[Records]
--- Begin ---

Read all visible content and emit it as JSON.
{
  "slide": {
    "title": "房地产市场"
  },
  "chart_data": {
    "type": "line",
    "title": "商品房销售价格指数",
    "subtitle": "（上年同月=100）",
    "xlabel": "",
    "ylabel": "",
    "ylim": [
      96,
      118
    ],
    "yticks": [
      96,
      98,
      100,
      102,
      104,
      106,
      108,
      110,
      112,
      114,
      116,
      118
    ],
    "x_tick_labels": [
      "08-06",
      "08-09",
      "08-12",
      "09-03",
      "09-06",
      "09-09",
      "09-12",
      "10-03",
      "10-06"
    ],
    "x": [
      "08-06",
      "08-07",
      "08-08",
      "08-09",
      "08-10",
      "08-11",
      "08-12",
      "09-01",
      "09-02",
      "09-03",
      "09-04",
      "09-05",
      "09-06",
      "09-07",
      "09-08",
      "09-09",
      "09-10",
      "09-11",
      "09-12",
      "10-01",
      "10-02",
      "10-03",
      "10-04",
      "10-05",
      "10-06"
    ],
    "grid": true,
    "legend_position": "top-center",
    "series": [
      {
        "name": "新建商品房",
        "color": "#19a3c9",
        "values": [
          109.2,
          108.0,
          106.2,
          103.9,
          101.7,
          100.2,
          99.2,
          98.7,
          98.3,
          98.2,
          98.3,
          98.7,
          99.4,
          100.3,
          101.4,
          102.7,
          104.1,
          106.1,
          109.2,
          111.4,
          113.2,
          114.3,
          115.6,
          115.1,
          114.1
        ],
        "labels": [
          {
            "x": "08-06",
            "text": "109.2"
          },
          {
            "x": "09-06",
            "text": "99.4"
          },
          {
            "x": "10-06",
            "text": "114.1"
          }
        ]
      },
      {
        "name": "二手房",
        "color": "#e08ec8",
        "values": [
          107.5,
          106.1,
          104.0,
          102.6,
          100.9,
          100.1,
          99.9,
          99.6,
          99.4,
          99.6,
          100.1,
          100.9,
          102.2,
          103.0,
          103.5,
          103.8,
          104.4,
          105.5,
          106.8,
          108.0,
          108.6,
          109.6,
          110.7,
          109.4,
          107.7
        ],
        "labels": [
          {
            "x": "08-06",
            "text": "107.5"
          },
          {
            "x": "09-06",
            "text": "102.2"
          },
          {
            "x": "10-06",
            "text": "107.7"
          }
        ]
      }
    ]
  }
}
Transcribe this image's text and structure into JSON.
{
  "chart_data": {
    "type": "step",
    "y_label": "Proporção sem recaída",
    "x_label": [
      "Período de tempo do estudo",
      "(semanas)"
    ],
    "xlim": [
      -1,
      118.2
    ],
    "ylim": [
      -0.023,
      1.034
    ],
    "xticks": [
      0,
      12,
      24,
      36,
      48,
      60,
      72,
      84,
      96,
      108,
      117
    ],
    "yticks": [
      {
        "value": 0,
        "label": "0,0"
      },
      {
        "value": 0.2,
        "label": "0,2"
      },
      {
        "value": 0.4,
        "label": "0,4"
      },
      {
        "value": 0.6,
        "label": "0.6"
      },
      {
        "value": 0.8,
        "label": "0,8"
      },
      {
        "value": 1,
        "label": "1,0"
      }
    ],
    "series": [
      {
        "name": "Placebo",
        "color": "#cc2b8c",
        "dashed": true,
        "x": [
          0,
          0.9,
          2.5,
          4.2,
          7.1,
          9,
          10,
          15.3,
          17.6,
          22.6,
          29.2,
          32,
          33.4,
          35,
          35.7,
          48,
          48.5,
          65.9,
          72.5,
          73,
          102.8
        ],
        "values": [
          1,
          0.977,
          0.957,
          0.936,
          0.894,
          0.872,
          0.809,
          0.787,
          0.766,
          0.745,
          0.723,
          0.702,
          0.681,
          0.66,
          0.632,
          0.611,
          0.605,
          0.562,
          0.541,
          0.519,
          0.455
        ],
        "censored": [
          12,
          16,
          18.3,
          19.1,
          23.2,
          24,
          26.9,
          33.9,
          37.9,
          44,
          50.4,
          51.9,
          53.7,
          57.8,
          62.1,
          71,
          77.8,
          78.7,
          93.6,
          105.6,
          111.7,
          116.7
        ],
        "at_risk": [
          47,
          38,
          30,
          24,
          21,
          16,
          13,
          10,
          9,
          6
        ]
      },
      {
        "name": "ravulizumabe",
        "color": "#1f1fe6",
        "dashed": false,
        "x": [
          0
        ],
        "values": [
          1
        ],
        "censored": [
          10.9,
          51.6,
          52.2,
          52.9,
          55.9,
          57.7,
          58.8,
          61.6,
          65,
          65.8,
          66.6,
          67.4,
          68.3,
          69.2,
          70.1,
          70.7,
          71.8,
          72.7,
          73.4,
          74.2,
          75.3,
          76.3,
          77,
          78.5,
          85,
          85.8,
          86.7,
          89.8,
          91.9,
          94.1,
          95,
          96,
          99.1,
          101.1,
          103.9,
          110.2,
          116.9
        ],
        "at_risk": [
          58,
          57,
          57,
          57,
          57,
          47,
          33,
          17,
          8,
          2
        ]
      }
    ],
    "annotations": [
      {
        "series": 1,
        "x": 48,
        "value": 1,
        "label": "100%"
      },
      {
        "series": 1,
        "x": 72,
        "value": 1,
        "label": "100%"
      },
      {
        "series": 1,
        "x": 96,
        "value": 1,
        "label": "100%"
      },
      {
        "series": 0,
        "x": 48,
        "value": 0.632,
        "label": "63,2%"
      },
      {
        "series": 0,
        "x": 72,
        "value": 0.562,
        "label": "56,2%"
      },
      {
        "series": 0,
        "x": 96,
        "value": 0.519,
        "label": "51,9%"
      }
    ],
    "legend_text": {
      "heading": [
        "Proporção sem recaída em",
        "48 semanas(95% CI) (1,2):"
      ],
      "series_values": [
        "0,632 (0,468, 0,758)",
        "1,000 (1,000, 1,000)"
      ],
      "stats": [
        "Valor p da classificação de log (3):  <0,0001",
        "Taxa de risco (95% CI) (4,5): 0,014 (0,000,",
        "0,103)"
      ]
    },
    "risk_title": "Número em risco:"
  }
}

--- End ---

Restate every entry word for word.

### Solution for this exercise
Read all visible content and emit it as JSON.
{
  "slide": {
    "title": "房地产市场"
  },
  "chart_data": {
    "type": "line",
    "title": "商品房销售价格指数",
    "subtitle": "（上年同月=100）",
    "xlabel": "",
    "ylabel": "",
    "ylim": [
      96,
      118
    ],
    "yticks": [
      96,
      98,
      100,
      102,
      104,
      106,
      108,
      110,
      112,
      114,
      116,
      118
    ],
    "x_tick_labels": [
      "08-06",
      "08-09",
      "08-12",
      "09-03",
      "09-06",
      "09-09",
      "09-12",
      "10-03",
      "10-06"
    ],
    "x": [
      "08-06",
      "08-07",
      "08-08",
      "08-09",
      "08-10",
      "08-11",
      "08-12",
      "09-01",
      "09-02",
      "09-03",
      "09-04",
      "09-05",
      "09-06",
      "09-07",
      "09-08",
      "09-09",
      "09-10",
      "09-11",
      "09-12",
      "10-01",
      "10-02",
      "10-03",
      "10-04",
      "10-05",
      "10-06"
    ],
    "grid": true,
    "legend_position": "top-center",
    "series": [
      {
        "name": "新建商品房",
        "color": "#19a3c9",
        "values": [
          109.2,
          108.0,
          106.2,
          103.9,
          101.7,
          100.2,
          99.2,
          98.7,
          98.3,
          98.2,
          98.3,
          98.7,
          99.4,
          100.3,
          101.4,
          102.7,
          104.1,
          106.1,
          109.2,
          111.4,
          113.2,
          114.3,
          115.6,
          115.1,
          114.1
        ],
        "labels": [
          {
            "x": "08-06",
            "text": "109.2"
          },
          {
            "x": "09-06",
            "text": "99.4"
          },
          {
            "x": "10-06",
            "text": "114.1"
          }
        ]
      },
      {
        "name": "二手房",
        "color": "#e08ec8",
        "values": [
          107.5,
          106.1,
          104.0,
          102.6,
          100.9,
          100.1,
          99.9,
          99.6,
          99.4,
          99.6,
          100.1,
          100.9,
          102.2,
          103.0,
          103.5,
          103.8,
          104.4,
          105.5,
          106.8,
          108.0,
          108.6,
          109.6,
          110.7,
          109.4,
          107.7
        ],
        "labels": [
          {
            "x": "08-06",
            "text": "107.5"
          },
          {
            "x": "09-06",
            "text": "102.2"
          },
          {
            "x": "10-06",
            "text": "107.7"
          }
        ]
      }
    ]
  }
}
Transcribe this image's text and structure into JSON.
{
  "chart_data": {
    "type": "step",
    "y_label": "Proporção sem recaída",
    "x_label": [
      "Período de tempo do estudo",
      "(semanas)"
    ],
    "xlim": [
      -1,
      118.2
    ],
    "ylim": [
      -0.023,
      1.034
    ],
    "xticks": [
      0,
      12,
      24,
      36,
      48,
      60,
      72,
      84,
      96,
      108,
      117
    ],
    "yticks": [
      {
        "value": 0,
        "label": "0,0"
      },
      {
        "value": 0.2,
        "label": "0,2"
      },
      {
        "value": 0.4,
        "label": "0,4"
      },
      {
        "value": 0.6,
        "label": "0.6"
      },
      {
        "value": 0.8,
        "label": "0,8"
      },
      {
        "value": 1,
        "label": "1,0"
      }
    ],
    "series": [
      {
        "name": "Placebo",
        "color": "#cc2b8c",
        "dashed": true,
        "x": [
          0,
          0.9,
          2.5,
          4.2,
          7.1,
          9,
          10,
          15.3,
          17.6,
          22.6,
          29.2,
          32,
          33.4,
          35,
          35.7,
          48,
          48.5,
          65.9,
          72.5,
          73,
          102.8
        ],
        "values": [
          1,
          0.977,
          0.957,
          0.936,
          0.894,
          0.872,
          0.809,
          0.787,
          0.766,
          0.745,
          0.723,
          0.702,
          0.681,
          0.66,
          0.632,
          0.611,
          0.605,
          0.562,
          0.541,
          0.519,
          0.455
        ],
        "censored": [
          12,
          16,
          18.3,
          19.1,
          23.2,
          24,
          26.9,
          33.9,
          37.9,
          44,
          50.4,
          51.9,
          53.7,
          57.8,
          62.1,
          71,
          77.8,
          78.7,
          93.6,
          105.6,
          111.7,
          116.7
        ],
        "at_risk": [
          47,
          38,
          30,
          24,
          21,
          16,
          13,
          10,
          9,
          6
        ]
      },
      {
        "name": "ravulizumabe",
        "color": "#1f1fe6",
        "dashed": false,
        "x": [
          0
        ],
        "values": [
          1
        ],
        "censored": [
          10.9,
          51.6,
          52.2,
          52.9,
          55.9,
          57.7,
          58.8,
          61.6,
          65,
          65.8,
          66.6,
          67.4,
          68.3,
          69.2,
          70.1,
          70.7,
          71.8,
          72.7,
          73.4,
          74.2,
          75.3,
          76.3,
          77,
          78.5,
          85,
          85.8,
          86.7,
          89.8,
          91.9,
          94.1,
          95,
          96,
          99.1,
          101.1,
          103.9,
          110.2,
          116.9
        ],
        "at_risk": [
          58,
          57,
          57,
          57,
          57,
          47,
          33,
          17,
          8,
          2
        ]
      }
    ],
    "annotations": [
      {
        "series": 1,
        "x": 48,
        "value": 1,
        "label": "100%"
      },
      {
        "series": 1,
        "x": 72,
        "value": 1,
        "label": "100%"
      },
      {
        "series": 1,
        "x": 96,
        "value": 1,
        "label": "100%"
      },
      {
        "series": 0,
        "x": 48,
        "value": 0.632,
        "label": "63,2%"
      },
      {
        "series": 0,
        "x": 72,
        "value": 0.562,
        "label": "56,2%"
      },
      {
        "series": 0,
        "x": 96,
        "value": 0.519,
        "label": "51,9%"
      }
    ],
    "legend_text": {
      "heading": [
        "Proporção sem recaída em",
        "48 semanas(95% CI) (1,2):"
      ],
      "series_values": [
        "0,632 (0,468, 0,758)",
        "1,000 (1,000, 1,000)"
      ],
      "stats": [
        "Valor p da classificação de log (3):  <0,0001",
        "Taxa de risco (95% CI) (4,5): 0,014 (0,000,",
        "0,103)"
      ]
    },
    "risk_title": "Número em risco:"
  }
}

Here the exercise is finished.